## Short problem:
Read the records and gather each line that includes "links".

## Material to process:

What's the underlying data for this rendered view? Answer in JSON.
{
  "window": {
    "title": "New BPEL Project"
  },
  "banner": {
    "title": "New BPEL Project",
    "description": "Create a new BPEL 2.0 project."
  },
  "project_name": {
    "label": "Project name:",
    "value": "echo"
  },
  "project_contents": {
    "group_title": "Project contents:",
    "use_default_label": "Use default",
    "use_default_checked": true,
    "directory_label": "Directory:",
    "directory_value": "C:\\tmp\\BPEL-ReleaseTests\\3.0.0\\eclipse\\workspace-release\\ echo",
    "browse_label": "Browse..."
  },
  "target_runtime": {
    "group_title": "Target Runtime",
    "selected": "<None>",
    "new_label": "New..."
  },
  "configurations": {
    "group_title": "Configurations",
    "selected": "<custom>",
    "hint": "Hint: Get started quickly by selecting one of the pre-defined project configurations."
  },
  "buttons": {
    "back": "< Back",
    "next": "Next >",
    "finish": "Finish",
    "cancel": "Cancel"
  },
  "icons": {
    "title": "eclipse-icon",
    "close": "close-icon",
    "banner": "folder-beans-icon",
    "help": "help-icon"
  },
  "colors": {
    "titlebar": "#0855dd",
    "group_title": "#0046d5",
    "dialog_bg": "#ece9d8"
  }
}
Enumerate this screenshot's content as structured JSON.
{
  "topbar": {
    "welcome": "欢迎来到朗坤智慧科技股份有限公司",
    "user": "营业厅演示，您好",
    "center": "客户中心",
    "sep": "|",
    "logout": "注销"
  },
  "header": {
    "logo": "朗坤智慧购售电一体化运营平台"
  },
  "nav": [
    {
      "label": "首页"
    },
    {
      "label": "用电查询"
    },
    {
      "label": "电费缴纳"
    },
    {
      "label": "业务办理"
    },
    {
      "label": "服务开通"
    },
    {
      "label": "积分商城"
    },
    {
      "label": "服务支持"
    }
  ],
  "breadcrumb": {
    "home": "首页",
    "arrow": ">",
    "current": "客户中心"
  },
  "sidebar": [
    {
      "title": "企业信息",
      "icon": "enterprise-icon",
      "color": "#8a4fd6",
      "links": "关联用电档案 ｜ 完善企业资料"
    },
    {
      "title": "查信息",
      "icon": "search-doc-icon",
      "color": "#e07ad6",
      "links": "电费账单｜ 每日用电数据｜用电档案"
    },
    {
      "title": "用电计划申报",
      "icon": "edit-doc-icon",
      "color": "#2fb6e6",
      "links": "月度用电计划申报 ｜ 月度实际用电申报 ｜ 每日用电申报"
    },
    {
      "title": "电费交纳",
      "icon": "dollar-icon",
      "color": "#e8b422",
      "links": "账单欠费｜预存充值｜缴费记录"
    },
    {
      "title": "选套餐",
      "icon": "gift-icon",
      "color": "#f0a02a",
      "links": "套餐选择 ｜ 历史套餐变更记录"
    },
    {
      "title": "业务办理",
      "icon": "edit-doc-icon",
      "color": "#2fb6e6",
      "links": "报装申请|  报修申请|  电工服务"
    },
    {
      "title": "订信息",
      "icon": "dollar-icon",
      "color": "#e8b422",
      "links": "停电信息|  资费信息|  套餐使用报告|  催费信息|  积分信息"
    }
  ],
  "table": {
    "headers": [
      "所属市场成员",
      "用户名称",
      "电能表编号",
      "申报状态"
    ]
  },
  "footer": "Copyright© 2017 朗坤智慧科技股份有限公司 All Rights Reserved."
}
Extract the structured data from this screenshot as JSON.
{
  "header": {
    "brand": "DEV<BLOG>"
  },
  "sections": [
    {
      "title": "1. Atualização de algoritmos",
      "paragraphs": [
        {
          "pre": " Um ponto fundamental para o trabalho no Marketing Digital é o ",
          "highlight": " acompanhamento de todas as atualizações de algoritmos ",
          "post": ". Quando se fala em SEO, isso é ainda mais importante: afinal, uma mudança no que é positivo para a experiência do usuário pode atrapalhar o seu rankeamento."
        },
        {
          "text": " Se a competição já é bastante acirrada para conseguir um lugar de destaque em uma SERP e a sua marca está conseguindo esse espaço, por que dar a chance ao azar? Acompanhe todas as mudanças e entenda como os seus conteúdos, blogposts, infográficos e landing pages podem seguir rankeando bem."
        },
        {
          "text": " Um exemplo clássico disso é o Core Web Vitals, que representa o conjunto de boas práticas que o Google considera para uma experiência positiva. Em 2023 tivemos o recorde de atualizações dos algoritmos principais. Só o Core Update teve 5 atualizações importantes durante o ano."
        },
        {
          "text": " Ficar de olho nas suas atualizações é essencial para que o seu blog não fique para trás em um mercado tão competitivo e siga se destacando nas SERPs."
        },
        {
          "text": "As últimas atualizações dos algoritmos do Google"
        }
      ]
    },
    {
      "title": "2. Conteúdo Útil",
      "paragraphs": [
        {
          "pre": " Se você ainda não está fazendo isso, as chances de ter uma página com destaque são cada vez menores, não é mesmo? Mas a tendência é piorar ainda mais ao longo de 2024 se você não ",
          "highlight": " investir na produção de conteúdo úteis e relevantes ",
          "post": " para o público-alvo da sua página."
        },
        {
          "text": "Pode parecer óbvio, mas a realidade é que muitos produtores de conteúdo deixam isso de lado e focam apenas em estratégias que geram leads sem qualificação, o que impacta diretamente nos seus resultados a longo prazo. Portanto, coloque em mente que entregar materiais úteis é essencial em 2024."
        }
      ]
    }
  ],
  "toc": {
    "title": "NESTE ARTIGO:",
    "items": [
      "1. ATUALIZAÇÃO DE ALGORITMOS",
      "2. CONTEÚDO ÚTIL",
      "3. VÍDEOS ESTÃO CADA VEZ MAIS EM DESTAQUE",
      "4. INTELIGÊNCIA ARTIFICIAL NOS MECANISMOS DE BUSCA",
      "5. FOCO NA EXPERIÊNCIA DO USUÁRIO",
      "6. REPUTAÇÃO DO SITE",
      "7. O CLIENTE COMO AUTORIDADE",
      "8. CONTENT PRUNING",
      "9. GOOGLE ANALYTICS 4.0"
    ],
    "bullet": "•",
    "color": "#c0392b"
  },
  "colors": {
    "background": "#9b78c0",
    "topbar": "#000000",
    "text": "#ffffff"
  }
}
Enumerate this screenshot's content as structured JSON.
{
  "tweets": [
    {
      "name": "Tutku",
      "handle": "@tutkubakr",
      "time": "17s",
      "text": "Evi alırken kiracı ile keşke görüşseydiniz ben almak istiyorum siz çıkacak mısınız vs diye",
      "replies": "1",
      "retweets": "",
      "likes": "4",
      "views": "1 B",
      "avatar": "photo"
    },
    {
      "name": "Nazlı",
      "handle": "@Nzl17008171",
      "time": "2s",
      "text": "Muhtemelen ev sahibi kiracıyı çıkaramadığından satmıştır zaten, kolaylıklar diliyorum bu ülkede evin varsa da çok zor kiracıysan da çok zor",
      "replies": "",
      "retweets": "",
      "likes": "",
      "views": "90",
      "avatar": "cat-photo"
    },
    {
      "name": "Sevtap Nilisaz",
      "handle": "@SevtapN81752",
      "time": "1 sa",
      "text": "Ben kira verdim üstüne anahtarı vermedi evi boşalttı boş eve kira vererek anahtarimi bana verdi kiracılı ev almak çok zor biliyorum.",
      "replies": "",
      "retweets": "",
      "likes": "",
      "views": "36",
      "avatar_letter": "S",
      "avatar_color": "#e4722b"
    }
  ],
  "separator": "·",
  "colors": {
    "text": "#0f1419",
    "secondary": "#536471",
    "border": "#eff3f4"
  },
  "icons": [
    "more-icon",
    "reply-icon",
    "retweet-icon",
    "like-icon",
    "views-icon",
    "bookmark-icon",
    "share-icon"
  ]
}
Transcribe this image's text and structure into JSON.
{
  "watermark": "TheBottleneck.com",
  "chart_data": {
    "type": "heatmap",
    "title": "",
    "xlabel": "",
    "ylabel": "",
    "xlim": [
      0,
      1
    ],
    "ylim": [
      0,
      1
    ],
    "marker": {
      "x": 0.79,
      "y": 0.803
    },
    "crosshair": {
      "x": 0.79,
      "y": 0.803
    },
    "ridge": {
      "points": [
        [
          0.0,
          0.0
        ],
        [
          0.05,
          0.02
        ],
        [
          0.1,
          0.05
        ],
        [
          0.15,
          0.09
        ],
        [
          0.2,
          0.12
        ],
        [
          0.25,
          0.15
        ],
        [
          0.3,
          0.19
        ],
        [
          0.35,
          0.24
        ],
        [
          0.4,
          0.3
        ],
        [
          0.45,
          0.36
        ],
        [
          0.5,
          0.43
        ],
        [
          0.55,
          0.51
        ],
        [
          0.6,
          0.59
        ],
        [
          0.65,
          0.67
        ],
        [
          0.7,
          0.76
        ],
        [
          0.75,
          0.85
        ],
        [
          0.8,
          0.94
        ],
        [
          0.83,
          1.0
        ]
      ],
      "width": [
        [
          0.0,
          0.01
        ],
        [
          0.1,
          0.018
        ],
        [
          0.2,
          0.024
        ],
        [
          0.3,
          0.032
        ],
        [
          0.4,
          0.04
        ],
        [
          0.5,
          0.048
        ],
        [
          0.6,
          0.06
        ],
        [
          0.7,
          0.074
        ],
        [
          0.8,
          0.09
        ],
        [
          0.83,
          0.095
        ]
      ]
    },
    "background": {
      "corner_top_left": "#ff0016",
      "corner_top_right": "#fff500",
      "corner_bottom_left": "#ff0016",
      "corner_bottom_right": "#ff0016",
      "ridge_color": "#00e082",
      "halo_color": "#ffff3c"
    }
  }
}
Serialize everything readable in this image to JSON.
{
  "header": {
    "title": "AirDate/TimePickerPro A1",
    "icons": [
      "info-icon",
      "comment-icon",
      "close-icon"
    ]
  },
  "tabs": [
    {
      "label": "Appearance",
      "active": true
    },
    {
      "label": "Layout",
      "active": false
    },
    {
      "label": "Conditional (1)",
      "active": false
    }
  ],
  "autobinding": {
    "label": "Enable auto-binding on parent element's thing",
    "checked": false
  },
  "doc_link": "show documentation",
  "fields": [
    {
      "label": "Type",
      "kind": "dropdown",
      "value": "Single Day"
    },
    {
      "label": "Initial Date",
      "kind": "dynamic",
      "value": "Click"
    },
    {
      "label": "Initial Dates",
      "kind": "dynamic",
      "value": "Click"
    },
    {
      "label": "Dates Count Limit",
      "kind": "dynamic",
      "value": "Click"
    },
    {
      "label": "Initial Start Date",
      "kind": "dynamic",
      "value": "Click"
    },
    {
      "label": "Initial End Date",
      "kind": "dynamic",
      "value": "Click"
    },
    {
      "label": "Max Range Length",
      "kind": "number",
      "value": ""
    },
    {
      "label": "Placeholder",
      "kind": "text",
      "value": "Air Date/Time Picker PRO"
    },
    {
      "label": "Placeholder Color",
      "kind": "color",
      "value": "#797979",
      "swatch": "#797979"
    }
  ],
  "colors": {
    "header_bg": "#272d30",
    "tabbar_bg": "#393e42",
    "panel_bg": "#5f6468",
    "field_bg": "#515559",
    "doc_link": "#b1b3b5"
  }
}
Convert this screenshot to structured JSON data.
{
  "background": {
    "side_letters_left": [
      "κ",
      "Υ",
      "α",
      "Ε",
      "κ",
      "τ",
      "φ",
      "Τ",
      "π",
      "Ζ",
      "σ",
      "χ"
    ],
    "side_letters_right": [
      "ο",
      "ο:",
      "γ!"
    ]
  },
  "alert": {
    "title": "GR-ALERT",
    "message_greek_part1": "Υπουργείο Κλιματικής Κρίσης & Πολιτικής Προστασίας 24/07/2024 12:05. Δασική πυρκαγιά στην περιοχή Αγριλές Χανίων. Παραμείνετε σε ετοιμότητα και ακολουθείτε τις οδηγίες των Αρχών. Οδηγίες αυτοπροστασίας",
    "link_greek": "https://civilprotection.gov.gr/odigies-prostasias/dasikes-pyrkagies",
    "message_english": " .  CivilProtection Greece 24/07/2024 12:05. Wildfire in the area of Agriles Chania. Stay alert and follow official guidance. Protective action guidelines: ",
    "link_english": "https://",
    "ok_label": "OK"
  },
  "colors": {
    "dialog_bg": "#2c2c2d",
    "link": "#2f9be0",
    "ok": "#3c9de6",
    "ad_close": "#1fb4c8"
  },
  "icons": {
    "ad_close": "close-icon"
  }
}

## Exercise response:
      "links": "关联用电档案 ｜ 完善企业资料"
      "links": "电费账单｜ 每日用电数据｜用电档案"
      "links": "月度用电计划申报 ｜ 月度实际用电申报 ｜ 每日用电申报"
      "links": "账单欠费｜预存充值｜缴费记录"
      "links": "套餐选择 ｜ 历史套餐变更记录"
      "links": "报装申请|  报修申请|  电工服务"
      "links": "停电信息|  资费信息|  套餐使用报告|  催费信息|  积分信息"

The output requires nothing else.